>> START
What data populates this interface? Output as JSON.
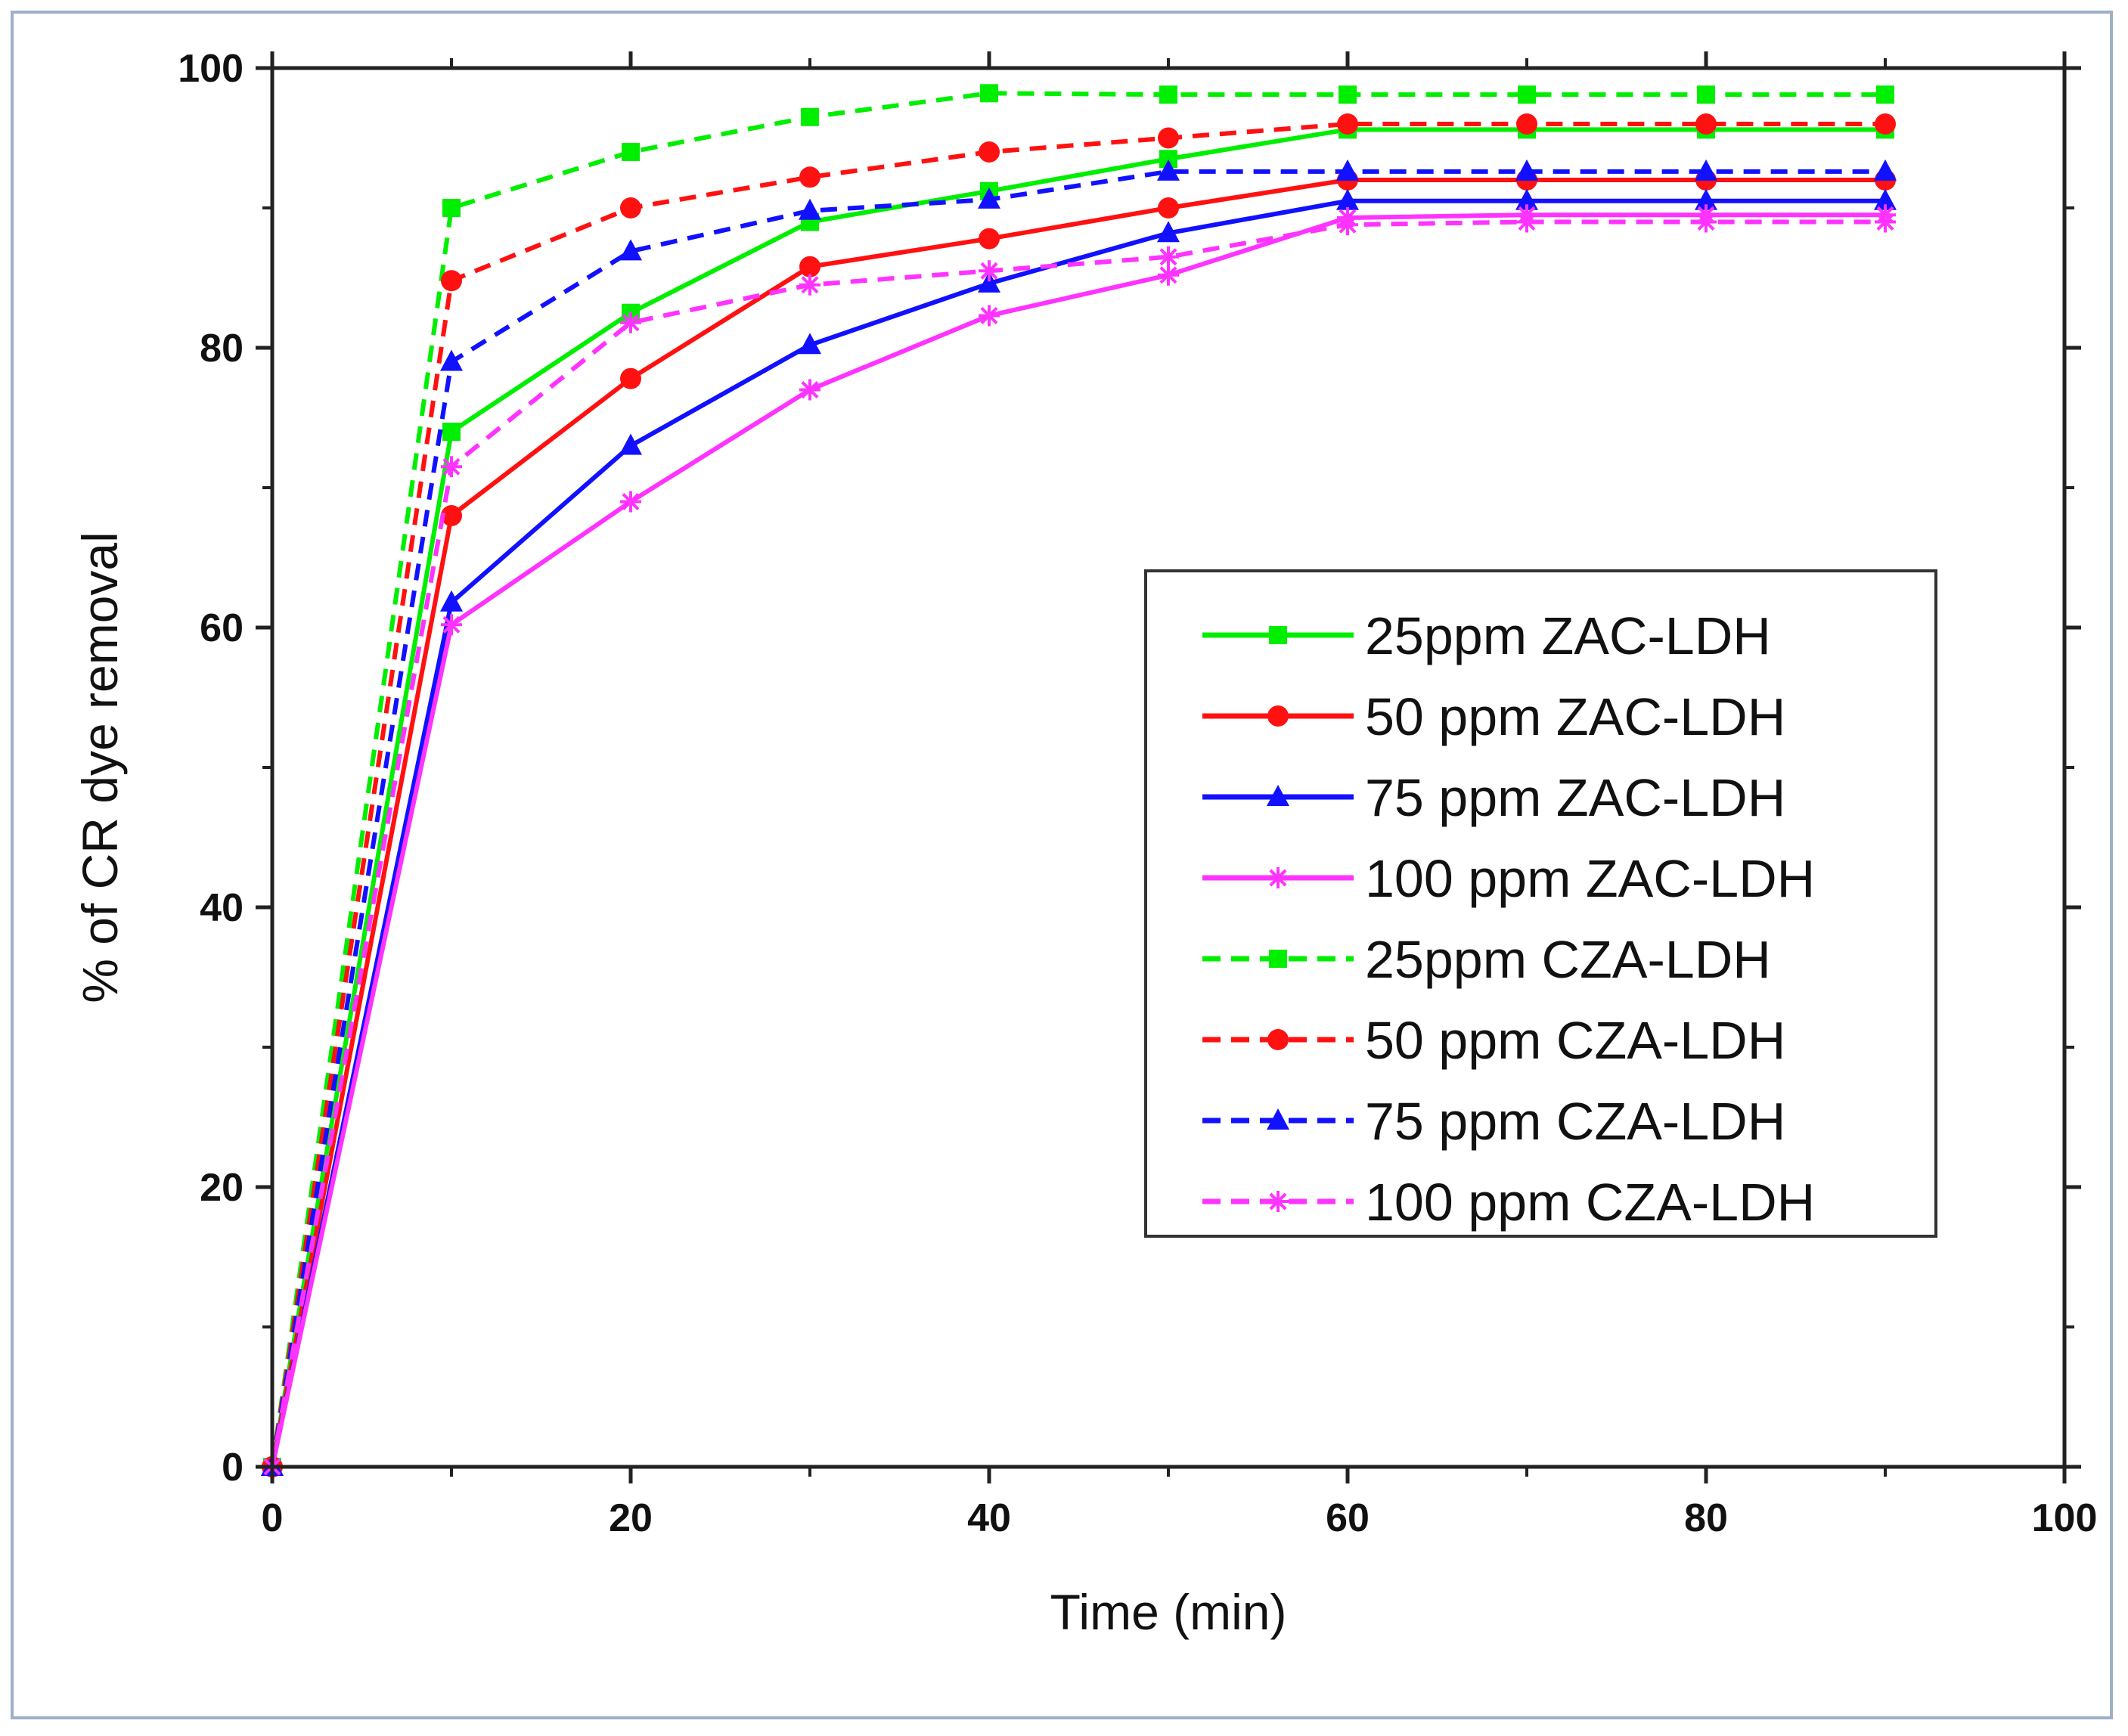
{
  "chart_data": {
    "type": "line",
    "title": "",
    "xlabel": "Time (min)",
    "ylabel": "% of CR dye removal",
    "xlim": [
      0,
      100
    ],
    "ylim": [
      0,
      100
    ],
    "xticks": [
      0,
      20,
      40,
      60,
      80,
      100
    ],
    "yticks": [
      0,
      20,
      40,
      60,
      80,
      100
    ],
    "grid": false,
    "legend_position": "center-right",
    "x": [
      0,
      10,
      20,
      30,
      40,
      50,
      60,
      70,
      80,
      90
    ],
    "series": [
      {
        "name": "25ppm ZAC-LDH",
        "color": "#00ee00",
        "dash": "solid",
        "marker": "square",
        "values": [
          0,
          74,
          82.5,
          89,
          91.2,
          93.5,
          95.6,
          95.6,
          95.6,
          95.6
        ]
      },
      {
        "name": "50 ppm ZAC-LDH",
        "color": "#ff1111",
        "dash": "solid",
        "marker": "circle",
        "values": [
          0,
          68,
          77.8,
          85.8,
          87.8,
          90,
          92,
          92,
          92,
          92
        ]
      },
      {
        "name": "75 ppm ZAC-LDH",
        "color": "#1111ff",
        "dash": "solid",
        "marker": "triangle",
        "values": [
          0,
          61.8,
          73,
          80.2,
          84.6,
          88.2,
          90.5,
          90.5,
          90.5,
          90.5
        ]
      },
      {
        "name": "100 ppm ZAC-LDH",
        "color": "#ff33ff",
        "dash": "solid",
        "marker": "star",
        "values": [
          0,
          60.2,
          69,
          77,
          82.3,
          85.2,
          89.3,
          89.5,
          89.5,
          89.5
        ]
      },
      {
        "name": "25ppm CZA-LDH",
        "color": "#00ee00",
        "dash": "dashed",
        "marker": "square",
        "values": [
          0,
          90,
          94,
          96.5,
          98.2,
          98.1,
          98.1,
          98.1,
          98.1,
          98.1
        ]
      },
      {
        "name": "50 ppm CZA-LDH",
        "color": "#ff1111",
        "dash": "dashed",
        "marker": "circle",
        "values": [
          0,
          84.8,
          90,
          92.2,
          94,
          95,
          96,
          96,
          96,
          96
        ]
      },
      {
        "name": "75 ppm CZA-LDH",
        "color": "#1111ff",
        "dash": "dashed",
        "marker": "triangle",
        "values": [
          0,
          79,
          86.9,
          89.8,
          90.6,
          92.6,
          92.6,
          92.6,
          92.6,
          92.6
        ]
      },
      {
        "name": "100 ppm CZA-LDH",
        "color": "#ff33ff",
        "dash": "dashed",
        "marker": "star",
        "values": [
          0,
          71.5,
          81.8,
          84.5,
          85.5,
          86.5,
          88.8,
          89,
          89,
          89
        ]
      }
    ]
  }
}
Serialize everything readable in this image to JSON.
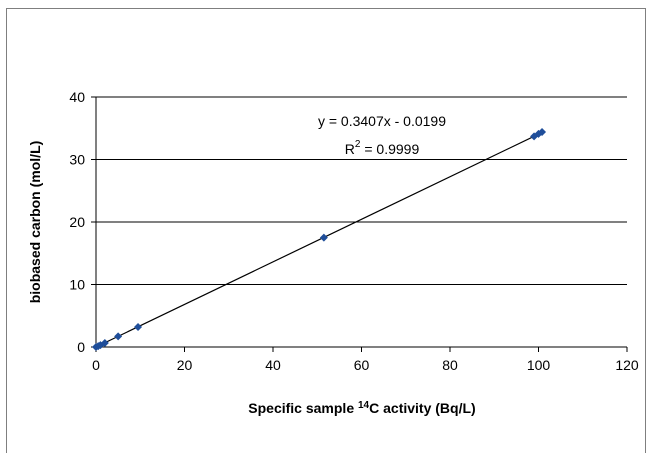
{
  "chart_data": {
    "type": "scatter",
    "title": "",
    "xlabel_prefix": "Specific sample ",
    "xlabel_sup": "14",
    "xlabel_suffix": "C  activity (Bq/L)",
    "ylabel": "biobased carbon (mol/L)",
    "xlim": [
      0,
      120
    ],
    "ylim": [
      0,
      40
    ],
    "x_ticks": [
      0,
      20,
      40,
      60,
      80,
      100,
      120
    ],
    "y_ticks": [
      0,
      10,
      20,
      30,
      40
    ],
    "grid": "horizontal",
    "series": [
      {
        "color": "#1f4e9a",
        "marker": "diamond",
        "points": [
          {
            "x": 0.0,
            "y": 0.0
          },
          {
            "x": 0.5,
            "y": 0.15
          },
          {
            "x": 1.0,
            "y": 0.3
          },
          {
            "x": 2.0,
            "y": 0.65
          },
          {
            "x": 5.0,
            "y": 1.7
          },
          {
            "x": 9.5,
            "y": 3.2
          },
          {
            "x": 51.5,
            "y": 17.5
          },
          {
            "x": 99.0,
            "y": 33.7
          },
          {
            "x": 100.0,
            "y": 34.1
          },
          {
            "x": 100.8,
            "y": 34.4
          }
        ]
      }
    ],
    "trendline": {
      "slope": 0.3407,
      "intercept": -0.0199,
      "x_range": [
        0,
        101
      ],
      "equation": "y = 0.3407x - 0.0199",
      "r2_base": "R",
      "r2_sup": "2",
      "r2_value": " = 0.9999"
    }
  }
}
>> END
Directions: Reproduce each line of the records exactly, and omit every picture.

Exercise solution:
What data populates this interface? Output as JSON.
{
  "chart_data": {
    "type": "line",
    "title": "",
    "xlabel": "Time (min)",
    "ylabel": "% of CR dye removal",
    "xlim": [
      0,
      100
    ],
    "ylim": [
      0,
      100
    ],
    "xticks": [
      0,
      20,
      40,
      60,
      80,
      100
    ],
    "yticks": [
      0,
      20,
      40,
      60,
      80,
      100
    ],
    "grid": false,
    "legend_position": "center-right",
    "x": [
      0,
      10,
      20,
      30,
      40,
      50,
      60,
      70,
      80,
      90
    ],
    "series": [
      {
        "name": "25ppm ZAC-LDH",
        "color": "#00ee00",
        "dash": "solid",
        "marker": "square",
        "values": [
          0,
          74,
          82.5,
          89,
          91.2,
          93.5,
          95.6,
          95.6,
          95.6,
          95.6
        ]
      },
      {
        "name": "50 ppm ZAC-LDH",
        "color": "#ff1111",
        "dash": "solid",
        "marker": "circle",
        "values": [
          0,
          68,
          77.8,
          85.8,
          87.8,
          90,
          92,
          92,
          92,
          92
        ]
      },
      {
        "name": "75 ppm ZAC-LDH",
        "color": "#1111ff",
        "dash": "solid",
        "marker": "triangle",
        "values": [
          0,
          61.8,
          73,
          80.2,
          84.6,
          88.2,
          90.5,
          90.5,
          90.5,
          90.5
        ]
      },
      {
        "name": "100 ppm ZAC-LDH",
        "color": "#ff33ff",
        "dash": "solid",
        "marker": "star",
        "values": [
          0,
          60.2,
          69,
          77,
          82.3,
          85.2,
          89.3,
          89.5,
          89.5,
          89.5
        ]
      },
      {
        "name": "25ppm CZA-LDH",
        "color": "#00ee00",
        "dash": "dashed",
        "marker": "square",
        "values": [
          0,
          90,
          94,
          96.5,
          98.2,
          98.1,
          98.1,
          98.1,
          98.1,
          98.1
        ]
      },
      {
        "name": "50 ppm CZA-LDH",
        "color": "#ff1111",
        "dash": "dashed",
        "marker": "circle",
        "values": [
          0,
          84.8,
          90,
          92.2,
          94,
          95,
          96,
          96,
          96,
          96
        ]
      },
      {
        "name": "75 ppm CZA-LDH",
        "color": "#1111ff",
        "dash": "dashed",
        "marker": "triangle",
        "values": [
          0,
          79,
          86.9,
          89.8,
          90.6,
          92.6,
          92.6,
          92.6,
          92.6,
          92.6
        ]
      },
      {
        "name": "100 ppm CZA-LDH",
        "color": "#ff33ff",
        "dash": "dashed",
        "marker": "star",
        "values": [
          0,
          71.5,
          81.8,
          84.5,
          85.5,
          86.5,
          88.8,
          89,
          89,
          89
        ]
      }
    ]
  }
}
Serialize everything readable in this image to JSON.
{
  "chart_data": {
    "type": "scatter",
    "title": "",
    "xlabel_prefix": "Specific sample ",
    "xlabel_sup": "14",
    "xlabel_suffix": "C  activity (Bq/L)",
    "ylabel": "biobased carbon (mol/L)",
    "xlim": [
      0,
      120
    ],
    "ylim": [
      0,
      40
    ],
    "x_ticks": [
      0,
      20,
      40,
      60,
      80,
      100,
      120
    ],
    "y_ticks": [
      0,
      10,
      20,
      30,
      40
    ],
    "grid": "horizontal",
    "series": [
      {
        "color": "#1f4e9a",
        "marker": "diamond",
        "points": [
          {
            "x": 0.0,
            "y": 0.0
          },
          {
            "x": 0.5,
            "y": 0.15
          },
          {
            "x": 1.0,
            "y": 0.3
          },
          {
            "x": 2.0,
            "y": 0.65
          },
          {
            "x": 5.0,
            "y": 1.7
          },
          {
            "x": 9.5,
            "y": 3.2
          },
          {
            "x": 51.5,
            "y": 17.5
          },
          {
            "x": 99.0,
            "y": 33.7
          },
          {
            "x": 100.0,
            "y": 34.1
          },
          {
            "x": 100.8,
            "y": 34.4
          }
        ]
      }
    ],
    "trendline": {
      "slope": 0.3407,
      "intercept": -0.0199,
      "x_range": [
        0,
        101
      ],
      "equation": "y = 0.3407x - 0.0199",
      "r2_base": "R",
      "r2_sup": "2",
      "r2_value": " = 0.9999"
    }
  }
}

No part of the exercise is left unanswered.